» **REQUIRED WORK**: Tally the lines in these records that hold the string "structured", and reply with the number alone.

» **PROVIDED ENTRIES**:
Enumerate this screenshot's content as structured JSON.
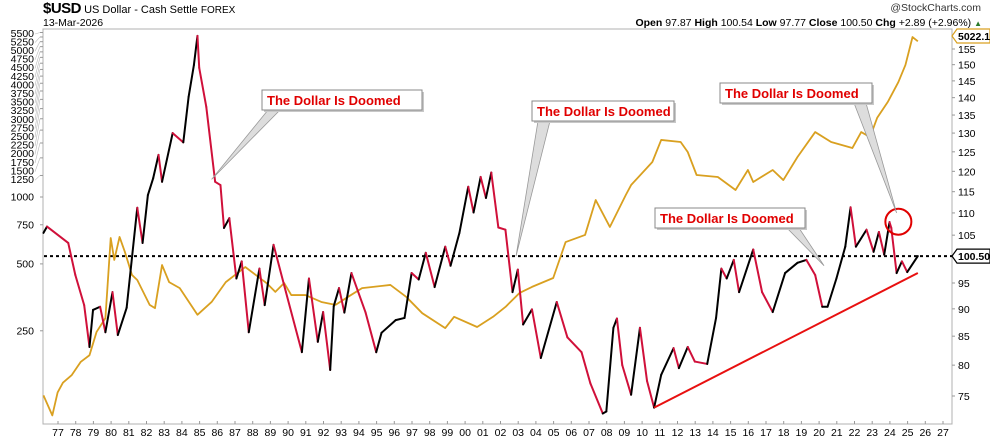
{
  "header": {
    "symbol": "$USD",
    "name": "US Dollar - Cash Settle",
    "exchange": "FOREX",
    "date": "13-Mar-2026",
    "watermark": "@StockCharts.com",
    "open_label": "Open",
    "open": "97.87",
    "high_label": "High",
    "high": "100.54",
    "low_label": "Low",
    "low": "97.77",
    "close_label": "Close",
    "close": "100.50",
    "chg_label": "Chg",
    "chg": "+2.89 (+2.96%)",
    "chg_icon": "up-triangle-icon"
  },
  "colors": {
    "usd_up": "#000000",
    "usd_down": "#d0103a",
    "gold": "#d9a020",
    "annotation": "#e00000",
    "trendline": "#e81010"
  },
  "chart_data": {
    "type": "line",
    "x_tick_labels": [
      "77",
      "78",
      "79",
      "80",
      "81",
      "82",
      "83",
      "84",
      "85",
      "86",
      "87",
      "88",
      "89",
      "90",
      "91",
      "92",
      "93",
      "94",
      "95",
      "96",
      "97",
      "98",
      "99",
      "00",
      "01",
      "02",
      "03",
      "04",
      "05",
      "06",
      "07",
      "08",
      "09",
      "10",
      "11",
      "12",
      "13",
      "14",
      "15",
      "16",
      "17",
      "18",
      "19",
      "20",
      "21",
      "22",
      "23",
      "24",
      "25",
      "26",
      "27"
    ],
    "xlim": [
      1977,
      2027
    ],
    "left_axis": {
      "scale": "log",
      "range": [
        100,
        5700
      ],
      "ticks": [
        5500,
        5250,
        5000,
        4750,
        4500,
        4250,
        4000,
        3750,
        3500,
        3250,
        3000,
        2750,
        2500,
        2250,
        2000,
        1750,
        1500,
        1250,
        1000,
        750,
        500,
        250
      ]
    },
    "right_axis": {
      "scale": "log",
      "range": [
        72,
        158
      ],
      "ticks": [
        155,
        150,
        145,
        140,
        135,
        130,
        125,
        120,
        115,
        110,
        105,
        95,
        90,
        85,
        80,
        75
      ]
    },
    "grid": false,
    "last_value_tags": {
      "gold": "5022.1",
      "usd": "100.50"
    },
    "reference_line": {
      "axis": "right",
      "value": 100.5,
      "style": "dotted"
    },
    "series": [
      {
        "key": "usd",
        "axis": "right",
        "coloring": "black rising / red falling",
        "x": [
          1976.8,
          1977.0,
          1978.2,
          1978.6,
          1979.1,
          1979.4,
          1979.6,
          1980.0,
          1980.3,
          1980.7,
          1981.0,
          1981.5,
          1982.1,
          1982.4,
          1982.7,
          1983.0,
          1983.3,
          1983.5,
          1984.1,
          1984.7,
          1985.0,
          1985.3,
          1985.5,
          1985.6,
          1986.0,
          1986.5,
          1986.8,
          1987.0,
          1987.3,
          1987.7,
          1988.0,
          1988.4,
          1989.0,
          1989.3,
          1989.8,
          1990.5,
          1991.4,
          1991.8,
          1992.3,
          1992.6,
          1993.0,
          1993.2,
          1993.5,
          1993.8,
          1994.2,
          1995.0,
          1995.6,
          1995.9,
          1996.7,
          1997.2,
          1997.6,
          1998.0,
          1998.4,
          1998.9,
          1999.5,
          1999.8,
          2000.3,
          2000.8,
          2001.1,
          2001.5,
          2001.8,
          2002.1,
          2002.5,
          2002.9,
          2003.3,
          2003.6,
          2003.9,
          2004.4,
          2004.9,
          2005.8,
          2006.4,
          2007.2,
          2007.7,
          2008.4,
          2008.6,
          2009.0,
          2009.2,
          2009.5,
          2010.0,
          2010.5,
          2010.9,
          2011.3,
          2011.7,
          2012.4,
          2012.7,
          2013.2,
          2013.6,
          2014.3,
          2014.8,
          2015.1,
          2015.4,
          2015.8,
          2016.1,
          2016.9,
          2017.4,
          2018.0,
          2018.7,
          2019.4,
          2019.9,
          2020.4,
          2020.8,
          2021.1,
          2021.6,
          2022.1,
          2022.4,
          2022.7,
          2023.3,
          2023.7,
          2024.0,
          2024.3,
          2024.6,
          2024.7,
          2025.0,
          2025.3,
          2025.6,
          2026.2
        ],
        "values": [
          105.5,
          106.9,
          103.3,
          96.6,
          90.7,
          83.1,
          89.8,
          90.4,
          85.7,
          93.2,
          85.2,
          90.2,
          111.2,
          103.3,
          114.2,
          118.3,
          124.2,
          117.4,
          130.0,
          127.5,
          140.2,
          149.9,
          159.3,
          149.0,
          137.3,
          117.4,
          116.6,
          106.6,
          108.8,
          95.9,
          99.4,
          85.7,
          97.9,
          90.7,
          102.9,
          93.2,
          82.2,
          95.9,
          84.0,
          89.4,
          79.2,
          90.5,
          94.0,
          89.3,
          97.0,
          89.3,
          82.2,
          85.6,
          87.9,
          88.3,
          97.0,
          95.7,
          101.2,
          94.2,
          102.5,
          98.5,
          105.5,
          116.2,
          110.1,
          118.6,
          113.5,
          119.7,
          106.7,
          106.2,
          93.2,
          97.7,
          87.1,
          89.9,
          81.2,
          91.3,
          84.8,
          82.2,
          77.0,
          72.3,
          72.6,
          86.5,
          88.2,
          80.0,
          75.2,
          86.5,
          77.4,
          73.2,
          78.4,
          82.9,
          79.5,
          83.1,
          80.6,
          80.2,
          88.3,
          97.9,
          95.9,
          99.7,
          93.2,
          101.9,
          93.2,
          89.4,
          97.0,
          99.1,
          99.7,
          96.6,
          90.4,
          90.4,
          95.9,
          102.5,
          111.3,
          102.5,
          106.2,
          101.4,
          105.7,
          100.8,
          107.9,
          106.6,
          97.0,
          99.4,
          97.2,
          100.5
        ]
      },
      {
        "key": "gold",
        "axis": "left",
        "x": [
          1976.8,
          1977.3,
          1977.6,
          1977.9,
          1978.4,
          1978.9,
          1979.4,
          1979.8,
          1980.3,
          1980.6,
          1980.8,
          1981.1,
          1981.4,
          1981.8,
          1982.1,
          1982.8,
          1983.1,
          1983.5,
          1983.9,
          1984.5,
          1985.5,
          1986.3,
          1987.1,
          1988.2,
          1989.4,
          1989.9,
          1990.4,
          1990.8,
          1991.6,
          1992.5,
          1993.3,
          1994.0,
          1994.8,
          1996.4,
          1997.3,
          1998.2,
          1999.5,
          2000.0,
          2001.3,
          2002.2,
          2002.9,
          2003.7,
          2004.4,
          2005.6,
          2006.3,
          2007.4,
          2008.0,
          2008.8,
          2009.7,
          2010.0,
          2011.2,
          2011.7,
          2012.8,
          2013.2,
          2013.7,
          2014.9,
          2015.9,
          2016.6,
          2016.9,
          2018.0,
          2018.6,
          2019.4,
          2020.4,
          2021.3,
          2022.5,
          2023.0,
          2023.5,
          2023.9,
          2024.5,
          2025.1,
          2025.5,
          2025.9,
          2026.2
        ],
        "values": [
          128,
          104,
          132,
          146,
          158,
          181,
          194,
          247,
          285,
          654,
          521,
          661,
          566,
          446,
          423,
          327,
          316,
          494,
          414,
          389,
          295,
          337,
          414,
          484,
          410,
          374,
          410,
          362,
          362,
          337,
          327,
          355,
          389,
          402,
          355,
          300,
          257,
          289,
          260,
          289,
          320,
          370,
          394,
          432,
          627,
          675,
          969,
          733,
          1021,
          1132,
          1437,
          1806,
          1768,
          1594,
          1256,
          1230,
          1075,
          1323,
          1168,
          1323,
          1192,
          1514,
          1960,
          1768,
          1661,
          1960,
          1861,
          2270,
          2676,
          3290,
          3929,
          5248,
          5022
        ]
      }
    ],
    "annotations": [
      {
        "text": "The Dollar Is Doomed",
        "at_year": 1986.3,
        "at_value": 118
      },
      {
        "text": "The Dollar Is Doomed",
        "at_year": 2003.5,
        "at_value": 100.5
      },
      {
        "text": "The Dollar Is Doomed",
        "at_year": 2025.0,
        "at_value": 110
      },
      {
        "text": "The Dollar Is Doomed",
        "at_year": 2020.9,
        "at_value": 98.5
      }
    ],
    "highlight_circle": {
      "year": 2025.1,
      "value": 108
    },
    "trendline": {
      "axis": "right",
      "from": [
        2011.3,
        73.2
      ],
      "to": [
        2026.2,
        97.0
      ]
    }
  }
}
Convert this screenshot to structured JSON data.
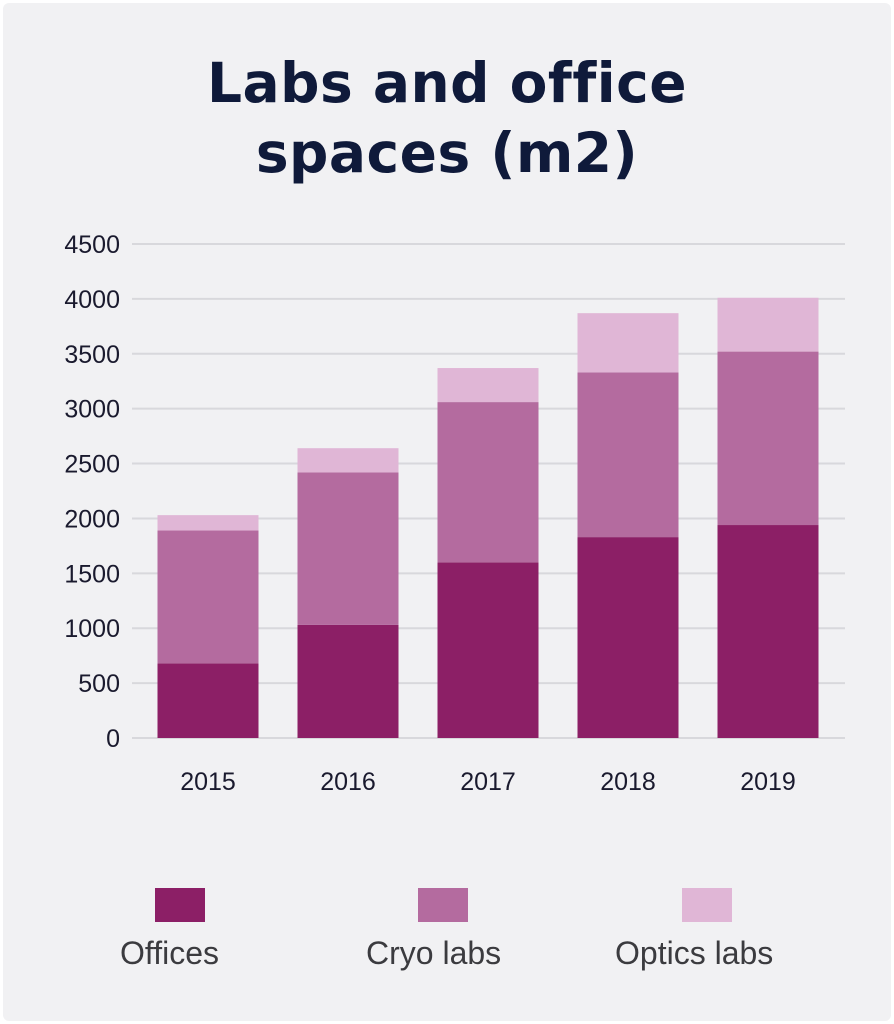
{
  "chart_data": {
    "type": "bar",
    "stacked": true,
    "title_lines": [
      "Labs and office",
      "spaces (m2)"
    ],
    "categories": [
      "2015",
      "2016",
      "2017",
      "2018",
      "2019"
    ],
    "series": [
      {
        "name": "Offices",
        "color": "#8c1f66",
        "values": [
          680,
          1030,
          1600,
          1830,
          1940
        ]
      },
      {
        "name": "Cryo labs",
        "color": "#b46b9f",
        "values": [
          1210,
          1390,
          1460,
          1500,
          1580
        ]
      },
      {
        "name": "Optics labs",
        "color": "#e0b6d6",
        "values": [
          140,
          220,
          310,
          540,
          490
        ]
      }
    ],
    "y_ticks": [
      "0",
      "500",
      "1000",
      "1500",
      "2000",
      "2500",
      "3000",
      "3500",
      "4000",
      "4500"
    ],
    "ylim": [
      0,
      4500
    ],
    "xlabel": "",
    "ylabel": "",
    "grid": true,
    "legend_position": "bottom"
  }
}
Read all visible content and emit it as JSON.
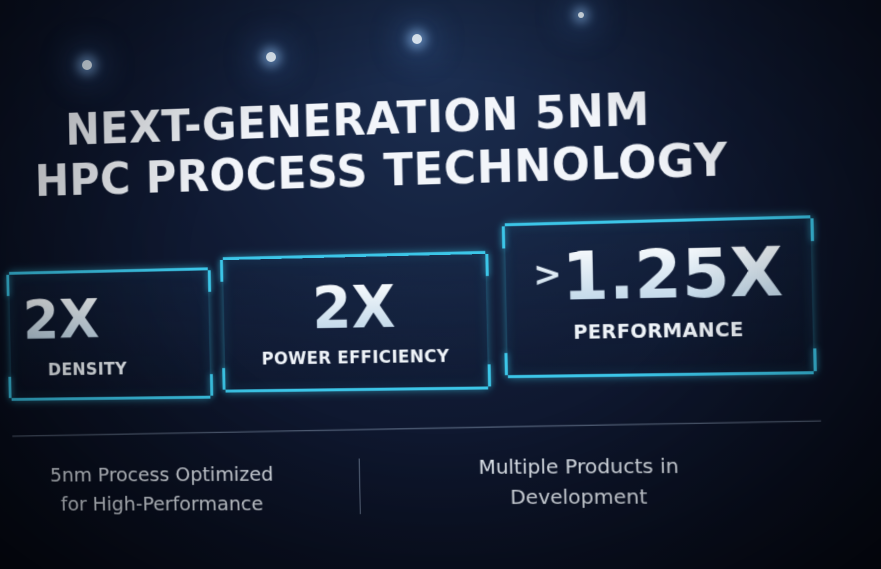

» **SOLUTION TO THE PROBLEM**: 2